(Dataset extract):

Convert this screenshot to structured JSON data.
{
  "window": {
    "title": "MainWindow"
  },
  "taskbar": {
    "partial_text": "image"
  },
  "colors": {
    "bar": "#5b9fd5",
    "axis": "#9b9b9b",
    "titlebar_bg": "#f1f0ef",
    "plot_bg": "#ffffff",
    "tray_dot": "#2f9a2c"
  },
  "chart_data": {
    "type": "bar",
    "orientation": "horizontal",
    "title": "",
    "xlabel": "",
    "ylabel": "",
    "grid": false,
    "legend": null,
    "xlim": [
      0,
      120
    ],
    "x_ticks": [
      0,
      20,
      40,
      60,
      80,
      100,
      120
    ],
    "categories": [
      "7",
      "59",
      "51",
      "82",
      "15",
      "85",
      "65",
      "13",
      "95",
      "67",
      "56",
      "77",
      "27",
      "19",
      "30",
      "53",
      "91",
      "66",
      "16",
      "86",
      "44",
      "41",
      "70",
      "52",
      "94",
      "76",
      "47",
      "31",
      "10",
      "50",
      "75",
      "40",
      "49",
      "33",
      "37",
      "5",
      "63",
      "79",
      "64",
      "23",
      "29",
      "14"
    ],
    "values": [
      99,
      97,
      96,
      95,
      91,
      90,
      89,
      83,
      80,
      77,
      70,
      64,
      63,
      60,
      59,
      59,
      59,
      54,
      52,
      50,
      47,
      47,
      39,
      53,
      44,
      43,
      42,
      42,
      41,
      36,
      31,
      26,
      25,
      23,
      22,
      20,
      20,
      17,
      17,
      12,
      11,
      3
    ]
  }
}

(Required work): Go through the listing and print each line exactly as it appears.

(Completed task):
Convert this screenshot to structured JSON data.
{
  "window": {
    "title": "MainWindow"
  },
  "taskbar": {
    "partial_text": "image"
  },
  "colors": {
    "bar": "#5b9fd5",
    "axis": "#9b9b9b",
    "titlebar_bg": "#f1f0ef",
    "plot_bg": "#ffffff",
    "tray_dot": "#2f9a2c"
  },
  "chart_data": {
    "type": "bar",
    "orientation": "horizontal",
    "title": "",
    "xlabel": "",
    "ylabel": "",
    "grid": false,
    "legend": null,
    "xlim": [
      0,
      120
    ],
    "x_ticks": [
      0,
      20,
      40,
      60,
      80,
      100,
      120
    ],
    "categories": [
      "7",
      "59",
      "51",
      "82",
      "15",
      "85",
      "65",
      "13",
      "95",
      "67",
      "56",
      "77",
      "27",
      "19",
      "30",
      "53",
      "91",
      "66",
      "16",
      "86",
      "44",
      "41",
      "70",
      "52",
      "94",
      "76",
      "47",
      "31",
      "10",
      "50",
      "75",
      "40",
      "49",
      "33",
      "37",
      "5",
      "63",
      "79",
      "64",
      "23",
      "29",
      "14"
    ],
    "values": [
      99,
      97,
      96,
      95,
      91,
      90,
      89,
      83,
      80,
      77,
      70,
      64,
      63,
      60,
      59,
      59,
      59,
      54,
      52,
      50,
      47,
      47,
      39,
      53,
      44,
      43,
      42,
      42,
      41,
      36,
      31,
      26,
      25,
      23,
      22,
      20,
      20,
      17,
      17,
      12,
      11,
      3
    ]
  }
}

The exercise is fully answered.